- **WHAT NEEDS TO BE DONE**:
Convert the records from the line containing "445, 336, 504)" down to the line containing "day-number: 21 (238, 343, 336, 358)", both included, into a Markdown table with the columns No. and Entry. Number each row and leave out blank lines.

- **RECORDS FOR THIS TASK**:
######
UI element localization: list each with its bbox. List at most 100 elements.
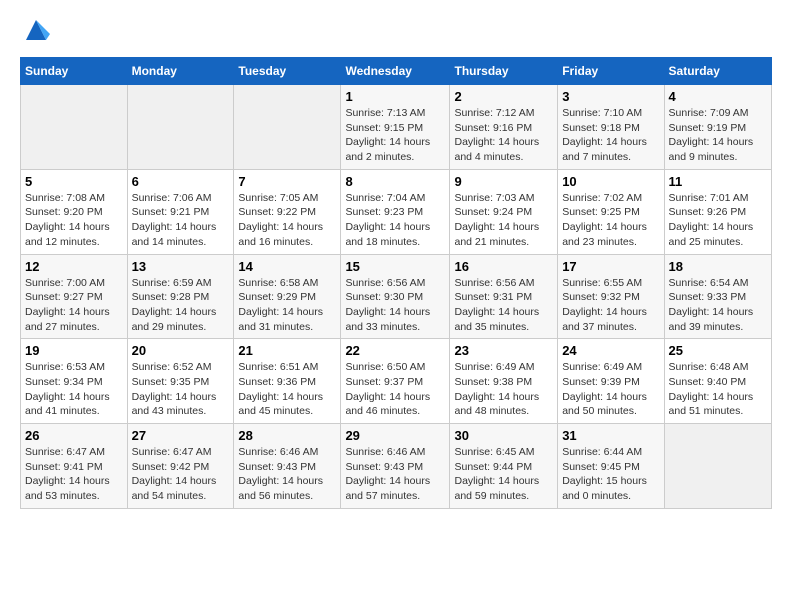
day-info: Sunrise: 6:46 AMSunset: 9:43 PMDaylight:… (238, 445, 336, 504)
calendar-cell: 21 Sunrise: 6:51 AMSunset: 9:36 PMDaylig… (234, 339, 341, 424)
calendar-cell: 25 Sunrise: 6:48 AMSunset: 9:40 PMDaylig… (664, 339, 771, 424)
column-header-thursday: Thursday (450, 58, 558, 85)
week-row: 26 Sunrise: 6:47 AMSunset: 9:41 PMDaylig… (21, 424, 772, 509)
day-info: Sunrise: 6:50 AMSunset: 9:37 PMDaylight:… (345, 360, 445, 419)
calendar-cell: 17 Sunrise: 6:55 AMSunset: 9:32 PMDaylig… (558, 254, 664, 339)
day-number: 18 (669, 259, 767, 274)
calendar-cell: 13 Sunrise: 6:59 AMSunset: 9:28 PMDaylig… (127, 254, 234, 339)
calendar-cell (127, 85, 234, 170)
calendar-cell: 8 Sunrise: 7:04 AMSunset: 9:23 PMDayligh… (341, 169, 450, 254)
day-info: Sunrise: 7:03 AMSunset: 9:24 PMDaylight:… (454, 191, 553, 250)
header (20, 16, 772, 49)
calendar-cell (21, 85, 128, 170)
week-row: 12 Sunrise: 7:00 AMSunset: 9:27 PMDaylig… (21, 254, 772, 339)
calendar-cell: 31 Sunrise: 6:44 AMSunset: 9:45 PMDaylig… (558, 424, 664, 509)
day-info: Sunrise: 6:49 AMSunset: 9:39 PMDaylight:… (562, 360, 659, 419)
calendar-cell: 20 Sunrise: 6:52 AMSunset: 9:35 PMDaylig… (127, 339, 234, 424)
day-number: 21 (238, 343, 336, 358)
day-info: Sunrise: 7:13 AMSunset: 9:15 PMDaylight:… (345, 106, 445, 165)
calendar-cell: 30 Sunrise: 6:45 AMSunset: 9:44 PMDaylig… (450, 424, 558, 509)
day-info: Sunrise: 6:45 AMSunset: 9:44 PMDaylight:… (454, 445, 553, 504)
day-number: 24 (562, 343, 659, 358)
day-number: 9 (454, 174, 553, 189)
day-info: Sunrise: 6:51 AMSunset: 9:36 PMDaylight:… (238, 360, 336, 419)
day-info: Sunrise: 7:00 AMSunset: 9:27 PMDaylight:… (25, 276, 123, 335)
calendar-cell: 15 Sunrise: 6:56 AMSunset: 9:30 PMDaylig… (341, 254, 450, 339)
calendar-cell: 4 Sunrise: 7:09 AMSunset: 9:19 PMDayligh… (664, 85, 771, 170)
day-info: Sunrise: 7:05 AMSunset: 9:22 PMDaylight:… (238, 191, 336, 250)
day-number: 2 (454, 89, 553, 104)
day-info: Sunrise: 7:02 AMSunset: 9:25 PMDaylight:… (562, 191, 659, 250)
calendar-table: SundayMondayTuesdayWednesdayThursdayFrid… (20, 57, 772, 509)
day-info: Sunrise: 7:06 AMSunset: 9:21 PMDaylight:… (132, 191, 230, 250)
column-header-saturday: Saturday (664, 58, 771, 85)
day-number: 11 (669, 174, 767, 189)
day-info: Sunrise: 6:52 AMSunset: 9:35 PMDaylight:… (132, 360, 230, 419)
day-info: Sunrise: 6:49 AMSunset: 9:38 PMDaylight:… (454, 360, 553, 419)
day-number: 7 (238, 174, 336, 189)
day-number: 5 (25, 174, 123, 189)
day-number: 25 (669, 343, 767, 358)
calendar-cell: 22 Sunrise: 6:50 AMSunset: 9:37 PMDaylig… (341, 339, 450, 424)
day-number: 30 (454, 428, 553, 443)
day-number: 22 (345, 343, 445, 358)
calendar-cell: 10 Sunrise: 7:02 AMSunset: 9:25 PMDaylig… (558, 169, 664, 254)
calendar-cell: 16 Sunrise: 6:56 AMSunset: 9:31 PMDaylig… (450, 254, 558, 339)
day-info: Sunrise: 7:08 AMSunset: 9:20 PMDaylight:… (25, 191, 123, 250)
day-number: 15 (345, 259, 445, 274)
day-info: Sunrise: 6:55 AMSunset: 9:32 PMDaylight:… (562, 276, 659, 335)
day-number: 26 (25, 428, 123, 443)
column-header-tuesday: Tuesday (234, 58, 341, 85)
calendar-cell: 1 Sunrise: 7:13 AMSunset: 9:15 PMDayligh… (341, 85, 450, 170)
day-info: Sunrise: 6:46 AMSunset: 9:43 PMDaylight:… (345, 445, 445, 504)
calendar-cell: 28 Sunrise: 6:46 AMSunset: 9:43 PMDaylig… (234, 424, 341, 509)
logo-icon (22, 16, 50, 44)
day-info: Sunrise: 6:47 AMSunset: 9:41 PMDaylight:… (25, 445, 123, 504)
calendar-cell: 2 Sunrise: 7:12 AMSunset: 9:16 PMDayligh… (450, 85, 558, 170)
week-row: 19 Sunrise: 6:53 AMSunset: 9:34 PMDaylig… (21, 339, 772, 424)
calendar-cell: 18 Sunrise: 6:54 AMSunset: 9:33 PMDaylig… (664, 254, 771, 339)
day-info: Sunrise: 6:54 AMSunset: 9:33 PMDaylight:… (669, 276, 767, 335)
day-info: Sunrise: 7:04 AMSunset: 9:23 PMDaylight:… (345, 191, 445, 250)
day-number: 10 (562, 174, 659, 189)
day-info: Sunrise: 6:56 AMSunset: 9:30 PMDaylight:… (345, 276, 445, 335)
column-header-friday: Friday (558, 58, 664, 85)
day-number: 8 (345, 174, 445, 189)
day-number: 3 (562, 89, 659, 104)
week-row: 5 Sunrise: 7:08 AMSunset: 9:20 PMDayligh… (21, 169, 772, 254)
calendar-cell: 29 Sunrise: 6:46 AMSunset: 9:43 PMDaylig… (341, 424, 450, 509)
day-info: Sunrise: 7:12 AMSunset: 9:16 PMDaylight:… (454, 106, 553, 165)
day-number: 19 (25, 343, 123, 358)
calendar-cell: 19 Sunrise: 6:53 AMSunset: 9:34 PMDaylig… (21, 339, 128, 424)
day-number: 6 (132, 174, 230, 189)
calendar-cell: 9 Sunrise: 7:03 AMSunset: 9:24 PMDayligh… (450, 169, 558, 254)
day-info: Sunrise: 6:48 AMSunset: 9:40 PMDaylight:… (669, 360, 767, 419)
calendar-body: 1 Sunrise: 7:13 AMSunset: 9:15 PMDayligh… (21, 85, 772, 509)
day-info: Sunrise: 6:59 AMSunset: 9:28 PMDaylight:… (132, 276, 230, 335)
calendar-cell: 14 Sunrise: 6:58 AMSunset: 9:29 PMDaylig… (234, 254, 341, 339)
day-info: Sunrise: 6:56 AMSunset: 9:31 PMDaylight:… (454, 276, 553, 335)
day-info: Sunrise: 6:44 AMSunset: 9:45 PMDaylight:… (562, 445, 659, 504)
calendar-cell: 3 Sunrise: 7:10 AMSunset: 9:18 PMDayligh… (558, 85, 664, 170)
page: SundayMondayTuesdayWednesdayThursdayFrid… (0, 0, 792, 525)
week-row: 1 Sunrise: 7:13 AMSunset: 9:15 PMDayligh… (21, 85, 772, 170)
column-header-monday: Monday (127, 58, 234, 85)
day-number: 31 (562, 428, 659, 443)
day-number: 17 (562, 259, 659, 274)
calendar-cell: 27 Sunrise: 6:47 AMSunset: 9:42 PMDaylig… (127, 424, 234, 509)
day-number: 23 (454, 343, 553, 358)
day-number: 16 (454, 259, 553, 274)
day-info: Sunrise: 7:10 AMSunset: 9:18 PMDaylight:… (562, 106, 659, 165)
calendar-header: SundayMondayTuesdayWednesdayThursdayFrid… (21, 58, 772, 85)
calendar-cell: 24 Sunrise: 6:49 AMSunset: 9:39 PMDaylig… (558, 339, 664, 424)
day-number: 1 (345, 89, 445, 104)
column-header-sunday: Sunday (21, 58, 128, 85)
day-number: 29 (345, 428, 445, 443)
calendar-cell: 5 Sunrise: 7:08 AMSunset: 9:20 PMDayligh… (21, 169, 128, 254)
calendar-cell: 23 Sunrise: 6:49 AMSunset: 9:38 PMDaylig… (450, 339, 558, 424)
calendar-cell: 11 Sunrise: 7:01 AMSunset: 9:26 PMDaylig… (664, 169, 771, 254)
calendar-cell: 7 Sunrise: 7:05 AMSunset: 9:22 PMDayligh… (234, 169, 341, 254)
calendar-cell (664, 424, 771, 509)
day-number: 4 (669, 89, 767, 104)
calendar-cell (234, 85, 341, 170)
######
- **TASK OUTPUT**:
| No. | Entry |
|---|---|
| 1 | day-info: Sunrise: 6:46 AMSunset: 9:43 PMDaylight:… (238, 445, 336, 504) |
| 2 | calendar-cell: 21 Sunrise: 6:51 AMSunset: 9:36 PMDaylig… (234, 339, 341, 424) |
| 3 | calendar-cell: 25 Sunrise: 6:48 AMSunset: 9:40 PMDaylig… (664, 339, 771, 424) |
| 4 | column-header-thursday: Thursday (450, 58, 558, 85) |
| 5 | week-row: 26 Sunrise: 6:47 AMSunset: 9:41 PMDaylig… (21, 424, 772, 509) |
| 6 | day-info: Sunrise: 6:50 AMSunset: 9:37 PMDaylight:… (345, 360, 445, 419) |
| 7 | calendar-cell: 17 Sunrise: 6:55 AMSunset: 9:32 PMDaylig… (558, 254, 664, 339) |
| 8 | day-number: 18 (669, 259, 767, 274) |
| 9 | calendar-cell: 13 Sunrise: 6:59 AMSunset: 9:28 PMDaylig… (127, 254, 234, 339) |
| 10 | calendar-cell (127, 85, 234, 170) |
| 11 | calendar-cell: 8 Sunrise: 7:04 AMSunset: 9:23 PMDayligh… (341, 169, 450, 254) |
| 12 | day-info: Sunrise: 7:03 AMSunset: 9:24 PMDaylight:… (454, 191, 553, 250) |
| 13 | header (20, 16, 772, 49) |
| 14 | calendar-cell (21, 85, 128, 170) |
| 15 | week-row: 12 Sunrise: 7:00 AMSunset: 9:27 PMDaylig… (21, 254, 772, 339) |
| 16 | calendar-cell: 31 Sunrise: 6:44 AMSunset: 9:45 PMDaylig… (558, 424, 664, 509) |
| 17 | day-info: Sunrise: 6:49 AMSunset: 9:39 PMDaylight:… (562, 360, 659, 419) |
| 18 | calendar-cell: 20 Sunrise: 6:52 AMSunset: 9:35 PMDaylig… (127, 339, 234, 424) |
| 19 | day-number: 21 (238, 343, 336, 358) |